A run of records
>> begin

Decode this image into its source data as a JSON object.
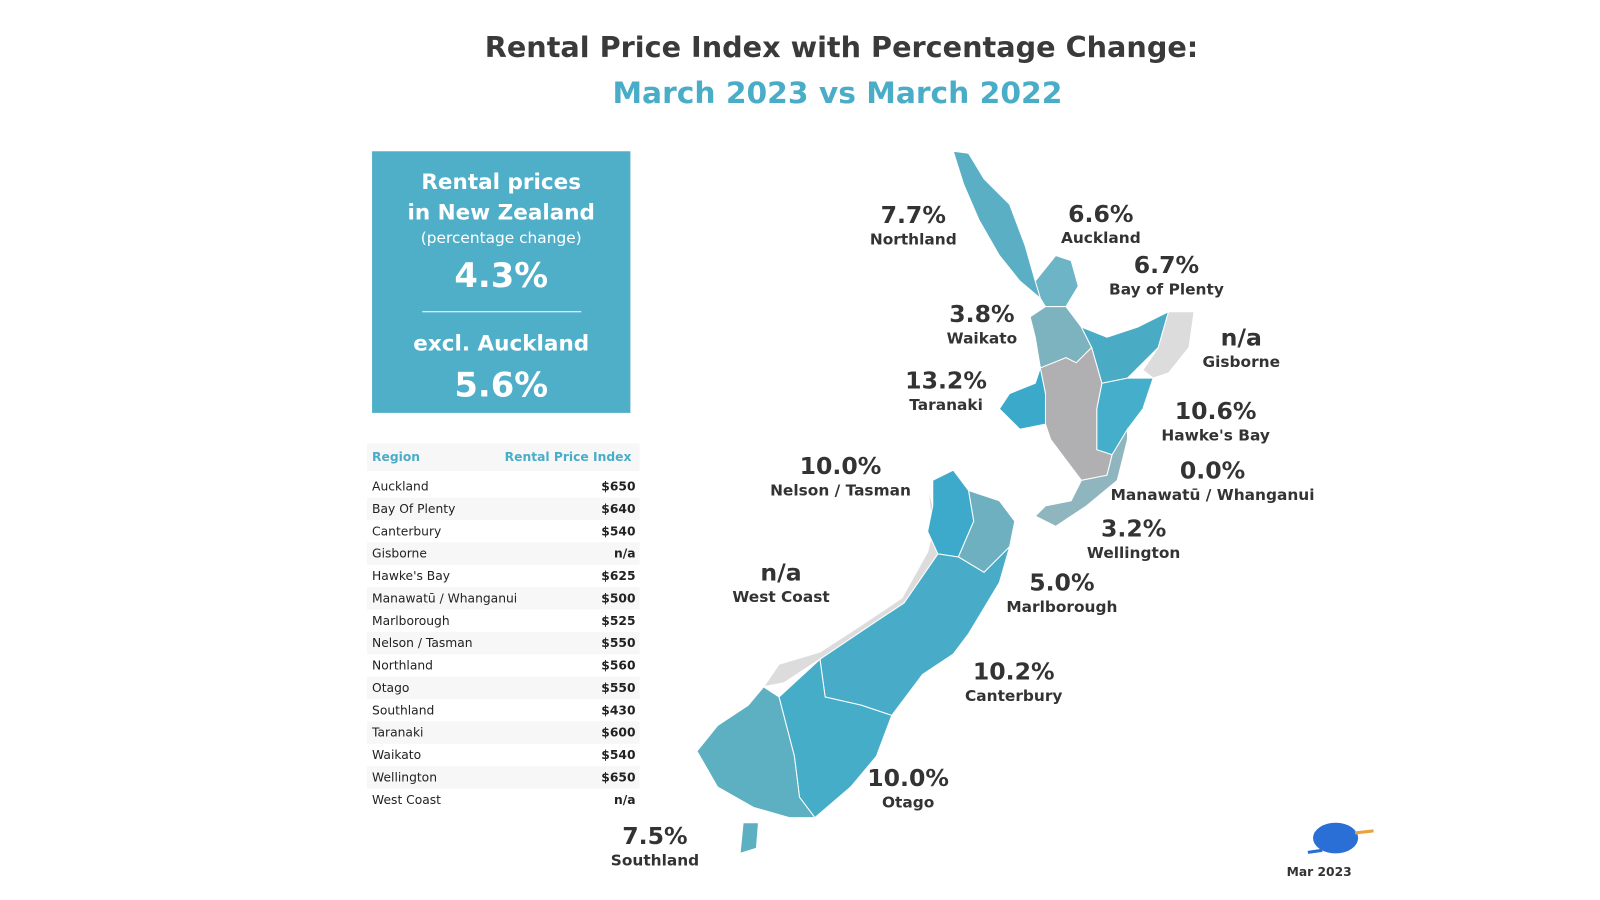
{
  "header": {
    "title": "Rental Price Index with Percentage Change:",
    "subtitle": "March 2023 vs March 2022"
  },
  "summary": {
    "line1": "Rental prices",
    "line2": "in New Zealand",
    "note": "(percentage change)",
    "value": "4.3%",
    "excl_label": "excl. Auckland",
    "excl_value": "5.6%"
  },
  "table": {
    "columns": [
      "Region",
      "Rental Price Index"
    ],
    "rows": [
      [
        "Auckland",
        "$650"
      ],
      [
        "Bay Of Plenty",
        "$640"
      ],
      [
        "Canterbury",
        "$540"
      ],
      [
        "Gisborne",
        "n/a"
      ],
      [
        "Hawke's Bay",
        "$625"
      ],
      [
        "Manawatū / Whanganui",
        "$500"
      ],
      [
        "Marlborough",
        "$525"
      ],
      [
        "Nelson / Tasman",
        "$550"
      ],
      [
        "Northland",
        "$560"
      ],
      [
        "Otago",
        "$550"
      ],
      [
        "Southland",
        "$430"
      ],
      [
        "Taranaki",
        "$600"
      ],
      [
        "Waikato",
        "$540"
      ],
      [
        "Wellington",
        "$650"
      ],
      [
        "West Coast",
        "n/a"
      ]
    ]
  },
  "map": {
    "labels": [
      {
        "change": "7.7%",
        "region": "Northland"
      },
      {
        "change": "6.6%",
        "region": "Auckland"
      },
      {
        "change": "6.7%",
        "region": "Bay of Plenty"
      },
      {
        "change": "3.8%",
        "region": "Waikato"
      },
      {
        "change": "n/a",
        "region": "Gisborne"
      },
      {
        "change": "13.2%",
        "region": "Taranaki"
      },
      {
        "change": "10.6%",
        "region": "Hawke's Bay"
      },
      {
        "change": "0.0%",
        "region": "Manawatū / Whanganui"
      },
      {
        "change": "10.0%",
        "region": "Nelson / Tasman"
      },
      {
        "change": "3.2%",
        "region": "Wellington"
      },
      {
        "change": "n/a",
        "region": "West Coast"
      },
      {
        "change": "5.0%",
        "region": "Marlborough"
      },
      {
        "change": "10.2%",
        "region": "Canterbury"
      },
      {
        "change": "10.0%",
        "region": "Otago"
      },
      {
        "change": "7.5%",
        "region": "Southland"
      }
    ]
  },
  "footer": {
    "date": "Mar 2023"
  }
}
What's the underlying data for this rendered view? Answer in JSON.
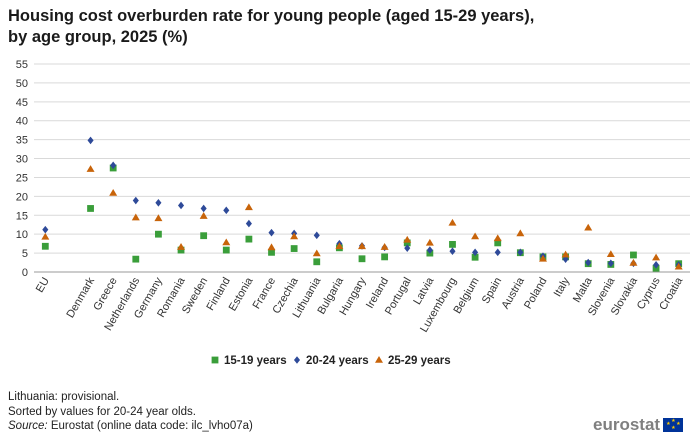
{
  "title_line1": "Housing cost overburden rate for young people (aged 15-29 years),",
  "title_line2": "by age group, 2025 (%)",
  "notes": {
    "line1": "Lithuania: provisional.",
    "line2": "Sorted by values for 20-24 year olds.",
    "source_label": "Source:",
    "source_text": " Eurostat (online data code: ilc_lvho07a)"
  },
  "logo": {
    "text": "eurostat"
  },
  "chart_data": {
    "type": "scatter",
    "title": "Housing cost overburden rate for young people (aged 15-29 years), by age group, 2025 (%)",
    "categories": [
      "EU",
      "",
      "Denmark",
      "Greece",
      "Netherlands",
      "Germany",
      "Romania",
      "Sweden",
      "Finland",
      "Estonia",
      "France",
      "Czechia",
      "Lithuania",
      "Bulgaria",
      "Hungary",
      "Ireland",
      "Portugal",
      "Latvia",
      "Luxembourg",
      "Belgium",
      "Spain",
      "Austria",
      "Poland",
      "Italy",
      "Malta",
      "Slovenia",
      "Slovakia",
      "Cyprus",
      "Croatia"
    ],
    "ylim": [
      0,
      55
    ],
    "yticks": [
      0,
      5,
      10,
      15,
      20,
      25,
      30,
      35,
      40,
      45,
      50,
      55
    ],
    "grid": true,
    "legend_position": "bottom",
    "series": [
      {
        "name": "15-19 years",
        "color": "#3a9e3a",
        "marker": "square",
        "values": [
          6.8,
          null,
          16.8,
          27.5,
          3.4,
          10.0,
          5.8,
          9.6,
          5.8,
          8.7,
          5.2,
          6.2,
          2.7,
          6.4,
          3.5,
          4.0,
          7.7,
          5.0,
          7.3,
          3.9,
          7.7,
          5.1,
          4.0,
          4.0,
          2.2,
          2.0,
          4.5,
          1.0,
          2.2
        ]
      },
      {
        "name": "20-24 years",
        "color": "#2e4a99",
        "marker": "diamond",
        "values": [
          11.2,
          null,
          34.8,
          28.2,
          18.9,
          18.3,
          17.6,
          16.8,
          16.3,
          12.8,
          10.4,
          10.2,
          9.7,
          7.5,
          6.9,
          6.5,
          6.3,
          5.8,
          5.5,
          5.2,
          5.2,
          5.2,
          4.2,
          3.4,
          2.5,
          2.3,
          2.3,
          1.9,
          1.9
        ]
      },
      {
        "name": "25-29 years",
        "color": "#c8640a",
        "marker": "triangle",
        "values": [
          9.3,
          null,
          27.2,
          20.9,
          14.4,
          14.2,
          6.6,
          14.8,
          7.8,
          17.1,
          6.5,
          9.4,
          4.9,
          6.8,
          6.8,
          6.6,
          8.5,
          7.7,
          13.0,
          9.4,
          8.9,
          10.2,
          3.5,
          4.6,
          11.7,
          4.7,
          2.4,
          3.8,
          1.4
        ]
      }
    ]
  }
}
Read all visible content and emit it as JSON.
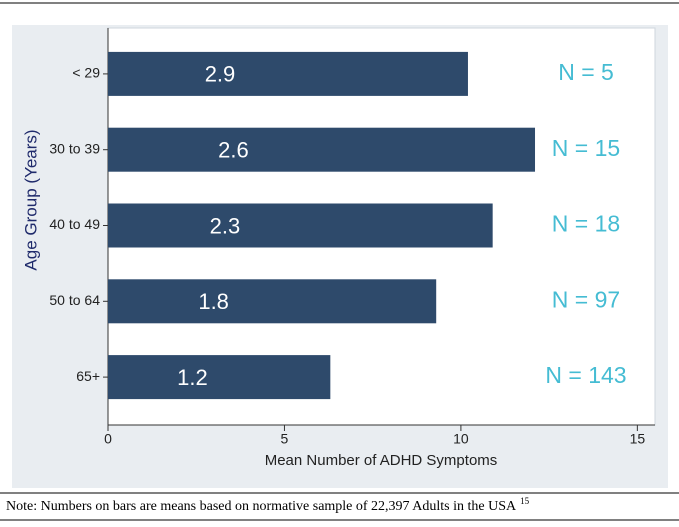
{
  "chart_data": {
    "type": "bar",
    "orientation": "horizontal",
    "categories": [
      "< 29",
      "30 to 39",
      "40 to 49",
      "50 to 64",
      "65+"
    ],
    "values": [
      10.2,
      12.1,
      10.9,
      9.3,
      6.3
    ],
    "means": [
      2.9,
      2.6,
      2.3,
      1.8,
      1.2
    ],
    "n_labels": [
      "N = 5",
      "N = 15",
      "N = 18",
      "N = 97",
      "N = 143"
    ],
    "color": "#2e4a6b",
    "n_color": "#45bcd3",
    "xlabel": "Mean Number of ADHD Symptoms",
    "ylabel": "Age Group (Years)",
    "xlim": [
      0,
      15.5
    ],
    "xticks": [
      0,
      5,
      10,
      15
    ],
    "grid": false,
    "note": "Note: Numbers on bars are means based on normative sample of 22,397 Adults in the USA",
    "note_ref": "15"
  }
}
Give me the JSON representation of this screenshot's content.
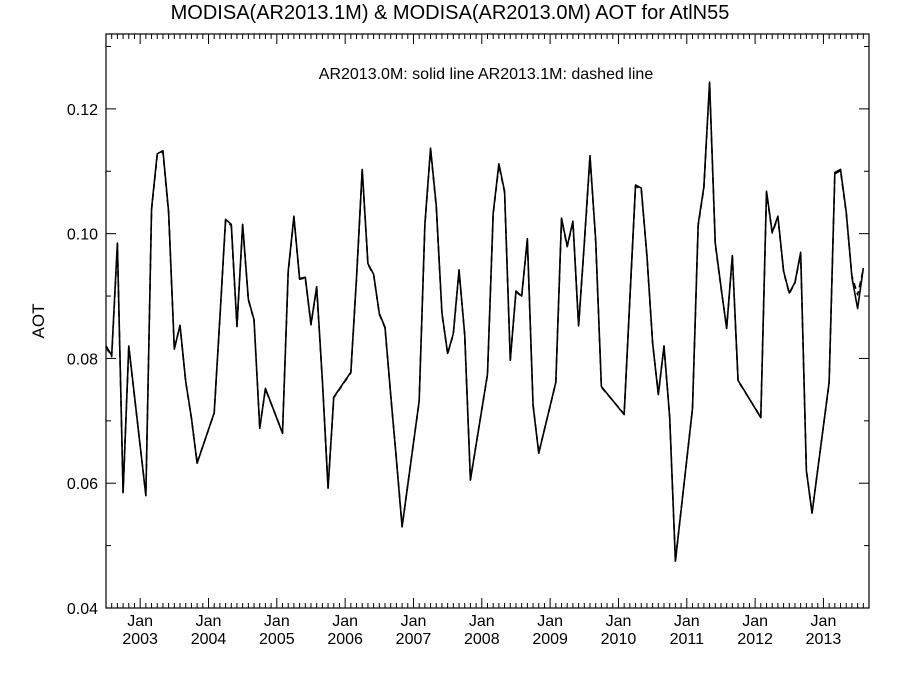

>> end

Find the count of lines in the data above where the string "Index" occurs. Provide that number alone.

▶ [Answer]
2